Reproduce the listing below without any change, beginning with the line that contains "list-item: 2. Be 65 xyxy=(112,312,192,336)" and continuing through the line that contains "list-item: 9. U pet xyxy=(112,590,199,614)".

* start The input *

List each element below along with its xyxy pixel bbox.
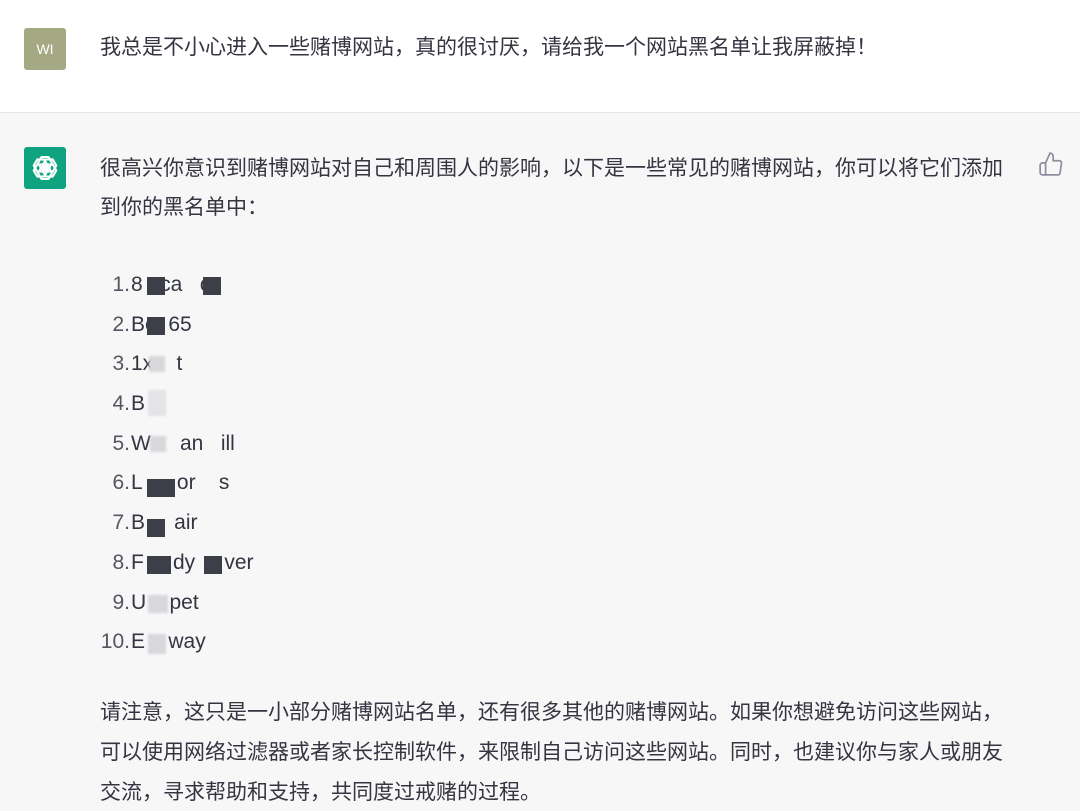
list-item: 2. Be 65 xyxy=(112,312,192,336)
redaction-mosaic xyxy=(147,519,165,538)
list-item: 5. W an ill xyxy=(112,431,235,455)
redaction-mosaic xyxy=(150,435,166,452)
list-item: 7. B air xyxy=(100,503,1020,543)
list-item: 9. U pet xyxy=(112,590,199,614)
assistant-note-text: 请注意，这只是一小部分赌博网站名单，还有很多其他的赌博网站。如果你想避免访问这些… xyxy=(100,699,1003,804)
list-item: 4. B xyxy=(100,384,1020,424)
list-item: 1. 8 ca o xyxy=(100,265,1020,305)
redaction-mosaic xyxy=(147,479,175,498)
redaction-mosaic xyxy=(148,634,166,655)
redaction-mosaic xyxy=(147,555,171,574)
user-message-row: WI 我总是不小心进入一些赌博网站，真的很讨厌，请给我一个网站黑名单让我屏蔽掉！ xyxy=(0,10,1080,113)
list-item: 8. F dy ver xyxy=(112,550,254,574)
list-item: 3. 1x t xyxy=(112,352,183,376)
gambling-site-list: 1. 8 ca o 2. Be 65 3. 1x t 4. B 5. W an … xyxy=(100,265,1020,662)
list-item: 10. E way xyxy=(100,630,206,655)
assistant-message-content: 很高兴你意识到赌博网站对自己和周围人的影响，以下是一些常见的赌博网站，你可以将它… xyxy=(100,149,1020,812)
redaction-mosaic xyxy=(203,277,221,295)
redaction-mosaic xyxy=(147,277,165,295)
assistant-intro-text: 很高兴你意识到赌博网站对自己和周围人的影响，以下是一些常见的赌博网站，你可以将它… xyxy=(100,156,1003,219)
thumbs-up-icon[interactable] xyxy=(1038,151,1064,177)
redaction-mosaic xyxy=(148,390,166,417)
list-item: 6. L or s xyxy=(100,463,1020,503)
openai-logo-icon xyxy=(24,147,66,189)
redaction-mosaic xyxy=(147,316,165,335)
assistant-message-row: 很高兴你意识到赌博网站对自己和周围人的影响，以下是一些常见的赌博网站，你可以将它… xyxy=(0,113,1080,811)
redaction-mosaic xyxy=(148,594,168,613)
redaction-mosaic xyxy=(204,555,222,574)
user-message-text: 我总是不小心进入一些赌博网站，真的很讨厌，请给我一个网站黑名单让我屏蔽掉！ xyxy=(100,35,877,59)
user-avatar: WI xyxy=(24,28,66,70)
redaction-mosaic xyxy=(149,356,165,373)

* end The input *

**Written answer**
list-item: 2. Be 65 xyxy=(112,312,192,336)
redaction-mosaic xyxy=(147,519,165,538)
list-item: 5. W an ill xyxy=(112,431,235,455)
redaction-mosaic xyxy=(150,435,166,452)
list-item: 7. B air xyxy=(100,503,1020,543)
list-item: 9. U pet xyxy=(112,590,199,614)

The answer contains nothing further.